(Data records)
(begin)

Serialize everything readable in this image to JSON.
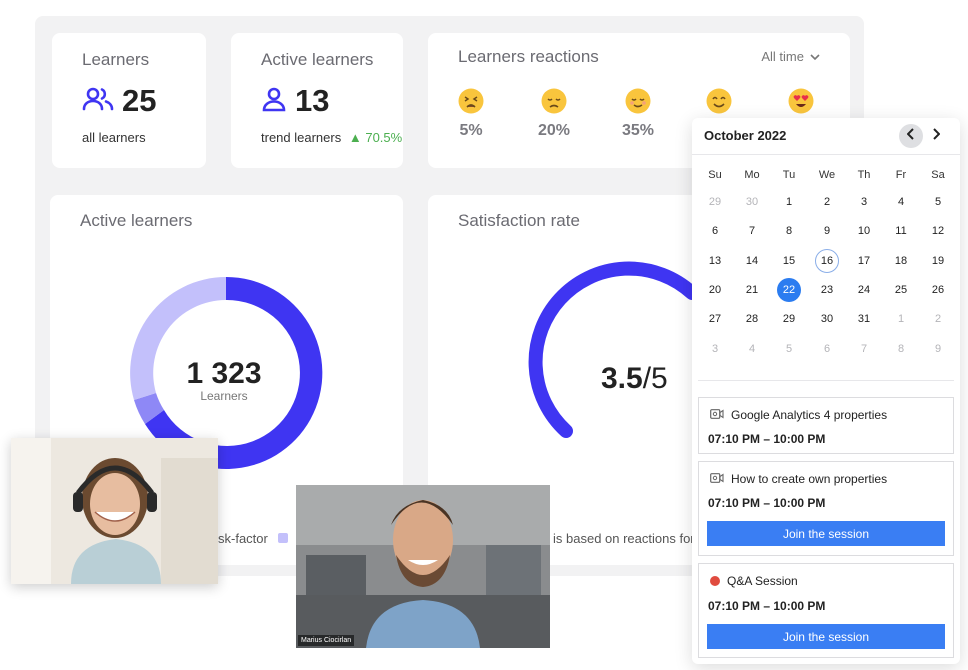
{
  "stats": {
    "learners": {
      "title": "Learners",
      "value": "25",
      "sub": "all learners",
      "icon": "users-icon"
    },
    "active": {
      "title": "Active learners",
      "value": "13",
      "sub": "trend learners",
      "trend": "70.5%",
      "icon": "user-icon"
    }
  },
  "reactions": {
    "title": "Learners reactions",
    "filter": "All time",
    "items": [
      {
        "emoji": "tired-face-icon",
        "pct": "5%"
      },
      {
        "emoji": "disappointed-face-icon",
        "pct": "20%"
      },
      {
        "emoji": "relieved-face-icon",
        "pct": "35%"
      },
      {
        "emoji": "smiling-face-icon",
        "pct": ""
      },
      {
        "emoji": "heart-eyes-face-icon",
        "pct": ""
      }
    ]
  },
  "active_chart": {
    "title": "Active learners",
    "center_value": "1 323",
    "center_label": "Learners",
    "legend_fragment": "sk-factor",
    "colors": {
      "primary": "#3f35f2",
      "secondary": "#c3c0fb",
      "tertiary": "#8e88f6"
    }
  },
  "satisfaction": {
    "title": "Satisfaction rate",
    "score": "3.5",
    "max": "/5",
    "note_fragment": "is based on reactions for a",
    "color": "#3f35f2"
  },
  "calendar": {
    "month": "October 2022",
    "weekdays": [
      "Su",
      "Mo",
      "Tu",
      "We",
      "Th",
      "Fr",
      "Sa"
    ],
    "weeks": [
      [
        "29",
        "30",
        "1",
        "2",
        "3",
        "4",
        "5"
      ],
      [
        "6",
        "7",
        "8",
        "9",
        "10",
        "11",
        "12"
      ],
      [
        "13",
        "14",
        "15",
        "16",
        "17",
        "18",
        "19"
      ],
      [
        "20",
        "21",
        "22",
        "23",
        "24",
        "25",
        "26"
      ],
      [
        "27",
        "28",
        "29",
        "30",
        "31",
        "1",
        "2"
      ],
      [
        "3",
        "4",
        "5",
        "6",
        "7",
        "8",
        "9"
      ]
    ],
    "today": "16",
    "selected": "22",
    "accent": "#2b7cf0"
  },
  "sessions": [
    {
      "title": "Google Analytics 4 properties",
      "time": "07:10 PM – 10:00 PM",
      "icon": "video-camera-icon"
    },
    {
      "title": "How to create own properties",
      "time": "07:10 PM – 10:00 PM",
      "icon": "video-camera-icon",
      "button": "Join the session"
    },
    {
      "title": "Q&A Session",
      "time": "07:10 PM – 10:00 PM",
      "icon": "live-dot-icon",
      "button": "Join the session"
    }
  ],
  "videos": {
    "second_name": "Marius Ciocirlan"
  }
}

(end)

TASK STATEMENT:
Above are records to transcribe exactly; leave their pictures out.

ANSWER TO THE PROBLEM:
Serialize everything readable in this image to JSON.
{
  "stats": {
    "learners": {
      "title": "Learners",
      "value": "25",
      "sub": "all learners",
      "icon": "users-icon"
    },
    "active": {
      "title": "Active learners",
      "value": "13",
      "sub": "trend learners",
      "trend": "70.5%",
      "icon": "user-icon"
    }
  },
  "reactions": {
    "title": "Learners reactions",
    "filter": "All time",
    "items": [
      {
        "emoji": "tired-face-icon",
        "pct": "5%"
      },
      {
        "emoji": "disappointed-face-icon",
        "pct": "20%"
      },
      {
        "emoji": "relieved-face-icon",
        "pct": "35%"
      },
      {
        "emoji": "smiling-face-icon",
        "pct": ""
      },
      {
        "emoji": "heart-eyes-face-icon",
        "pct": ""
      }
    ]
  },
  "active_chart": {
    "title": "Active learners",
    "center_value": "1 323",
    "center_label": "Learners",
    "legend_fragment": "sk-factor",
    "colors": {
      "primary": "#3f35f2",
      "secondary": "#c3c0fb",
      "tertiary": "#8e88f6"
    }
  },
  "satisfaction": {
    "title": "Satisfaction rate",
    "score": "3.5",
    "max": "/5",
    "note_fragment": "is based on reactions for a",
    "color": "#3f35f2"
  },
  "calendar": {
    "month": "October 2022",
    "weekdays": [
      "Su",
      "Mo",
      "Tu",
      "We",
      "Th",
      "Fr",
      "Sa"
    ],
    "weeks": [
      [
        "29",
        "30",
        "1",
        "2",
        "3",
        "4",
        "5"
      ],
      [
        "6",
        "7",
        "8",
        "9",
        "10",
        "11",
        "12"
      ],
      [
        "13",
        "14",
        "15",
        "16",
        "17",
        "18",
        "19"
      ],
      [
        "20",
        "21",
        "22",
        "23",
        "24",
        "25",
        "26"
      ],
      [
        "27",
        "28",
        "29",
        "30",
        "31",
        "1",
        "2"
      ],
      [
        "3",
        "4",
        "5",
        "6",
        "7",
        "8",
        "9"
      ]
    ],
    "today": "16",
    "selected": "22",
    "accent": "#2b7cf0"
  },
  "sessions": [
    {
      "title": "Google Analytics 4 properties",
      "time": "07:10 PM – 10:00 PM",
      "icon": "video-camera-icon"
    },
    {
      "title": "How to create own properties",
      "time": "07:10 PM – 10:00 PM",
      "icon": "video-camera-icon",
      "button": "Join the session"
    },
    {
      "title": "Q&A Session",
      "time": "07:10 PM – 10:00 PM",
      "icon": "live-dot-icon",
      "button": "Join the session"
    }
  ],
  "videos": {
    "second_name": "Marius Ciocirlan"
  }
}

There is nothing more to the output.